### [Given problem]
Extract the complete listing and repeat it word for word.

= = =

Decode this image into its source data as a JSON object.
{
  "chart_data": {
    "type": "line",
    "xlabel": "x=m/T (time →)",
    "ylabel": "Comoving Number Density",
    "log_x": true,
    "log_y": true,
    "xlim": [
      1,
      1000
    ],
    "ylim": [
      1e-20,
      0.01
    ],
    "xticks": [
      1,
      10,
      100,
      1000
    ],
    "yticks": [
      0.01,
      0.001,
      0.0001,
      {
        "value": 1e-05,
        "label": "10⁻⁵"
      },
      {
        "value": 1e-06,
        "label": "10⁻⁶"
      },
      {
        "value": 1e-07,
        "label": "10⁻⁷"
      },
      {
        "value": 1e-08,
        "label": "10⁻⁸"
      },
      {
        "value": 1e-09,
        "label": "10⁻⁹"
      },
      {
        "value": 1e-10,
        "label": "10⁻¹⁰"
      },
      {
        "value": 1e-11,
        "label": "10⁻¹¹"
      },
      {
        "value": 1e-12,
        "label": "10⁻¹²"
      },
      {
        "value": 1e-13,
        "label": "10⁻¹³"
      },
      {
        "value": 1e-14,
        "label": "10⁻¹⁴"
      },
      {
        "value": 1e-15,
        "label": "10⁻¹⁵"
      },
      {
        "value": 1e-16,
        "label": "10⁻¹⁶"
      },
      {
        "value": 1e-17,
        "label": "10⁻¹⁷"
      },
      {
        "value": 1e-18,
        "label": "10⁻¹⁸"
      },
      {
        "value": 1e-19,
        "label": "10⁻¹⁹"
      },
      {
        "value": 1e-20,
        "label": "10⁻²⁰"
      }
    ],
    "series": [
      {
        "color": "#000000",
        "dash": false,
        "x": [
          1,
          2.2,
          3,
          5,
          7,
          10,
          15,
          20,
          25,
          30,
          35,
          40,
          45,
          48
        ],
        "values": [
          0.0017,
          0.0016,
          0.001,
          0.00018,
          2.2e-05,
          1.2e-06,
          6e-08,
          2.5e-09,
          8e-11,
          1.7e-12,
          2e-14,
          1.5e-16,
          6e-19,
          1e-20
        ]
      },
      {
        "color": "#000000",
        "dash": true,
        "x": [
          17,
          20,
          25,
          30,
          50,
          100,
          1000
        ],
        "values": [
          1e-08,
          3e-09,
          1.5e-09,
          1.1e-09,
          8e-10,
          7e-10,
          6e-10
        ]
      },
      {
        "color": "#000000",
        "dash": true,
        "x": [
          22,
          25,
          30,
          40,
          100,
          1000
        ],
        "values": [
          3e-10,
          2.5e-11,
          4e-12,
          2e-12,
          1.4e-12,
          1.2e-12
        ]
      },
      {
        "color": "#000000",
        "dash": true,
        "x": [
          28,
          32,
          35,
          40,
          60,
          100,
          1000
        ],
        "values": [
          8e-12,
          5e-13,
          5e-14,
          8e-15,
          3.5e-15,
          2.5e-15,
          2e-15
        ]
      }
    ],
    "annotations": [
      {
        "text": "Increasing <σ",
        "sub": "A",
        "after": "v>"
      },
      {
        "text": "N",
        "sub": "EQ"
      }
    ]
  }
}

= = =

### [Result of this exercise]
Decode this image into its source data as a JSON object.
{
  "chart_data": {
    "type": "line",
    "xlabel": "x=m/T (time →)",
    "ylabel": "Comoving Number Density",
    "log_x": true,
    "log_y": true,
    "xlim": [
      1,
      1000
    ],
    "ylim": [
      1e-20,
      0.01
    ],
    "xticks": [
      1,
      10,
      100,
      1000
    ],
    "yticks": [
      0.01,
      0.001,
      0.0001,
      {
        "value": 1e-05,
        "label": "10⁻⁵"
      },
      {
        "value": 1e-06,
        "label": "10⁻⁶"
      },
      {
        "value": 1e-07,
        "label": "10⁻⁷"
      },
      {
        "value": 1e-08,
        "label": "10⁻⁸"
      },
      {
        "value": 1e-09,
        "label": "10⁻⁹"
      },
      {
        "value": 1e-10,
        "label": "10⁻¹⁰"
      },
      {
        "value": 1e-11,
        "label": "10⁻¹¹"
      },
      {
        "value": 1e-12,
        "label": "10⁻¹²"
      },
      {
        "value": 1e-13,
        "label": "10⁻¹³"
      },
      {
        "value": 1e-14,
        "label": "10⁻¹⁴"
      },
      {
        "value": 1e-15,
        "label": "10⁻¹⁵"
      },
      {
        "value": 1e-16,
        "label": "10⁻¹⁶"
      },
      {
        "value": 1e-17,
        "label": "10⁻¹⁷"
      },
      {
        "value": 1e-18,
        "label": "10⁻¹⁸"
      },
      {
        "value": 1e-19,
        "label": "10⁻¹⁹"
      },
      {
        "value": 1e-20,
        "label": "10⁻²⁰"
      }
    ],
    "series": [
      {
        "color": "#000000",
        "dash": false,
        "x": [
          1,
          2.2,
          3,
          5,
          7,
          10,
          15,
          20,
          25,
          30,
          35,
          40,
          45,
          48
        ],
        "values": [
          0.0017,
          0.0016,
          0.001,
          0.00018,
          2.2e-05,
          1.2e-06,
          6e-08,
          2.5e-09,
          8e-11,
          1.7e-12,
          2e-14,
          1.5e-16,
          6e-19,
          1e-20
        ]
      },
      {
        "color": "#000000",
        "dash": true,
        "x": [
          17,
          20,
          25,
          30,
          50,
          100,
          1000
        ],
        "values": [
          1e-08,
          3e-09,
          1.5e-09,
          1.1e-09,
          8e-10,
          7e-10,
          6e-10
        ]
      },
      {
        "color": "#000000",
        "dash": true,
        "x": [
          22,
          25,
          30,
          40,
          100,
          1000
        ],
        "values": [
          3e-10,
          2.5e-11,
          4e-12,
          2e-12,
          1.4e-12,
          1.2e-12
        ]
      },
      {
        "color": "#000000",
        "dash": true,
        "x": [
          28,
          32,
          35,
          40,
          60,
          100,
          1000
        ],
        "values": [
          8e-12,
          5e-13,
          5e-14,
          8e-15,
          3.5e-15,
          2.5e-15,
          2e-15
        ]
      }
    ],
    "annotations": [
      {
        "text": "Increasing <σ",
        "sub": "A",
        "after": "v>"
      },
      {
        "text": "N",
        "sub": "EQ"
      }
    ]
  }
}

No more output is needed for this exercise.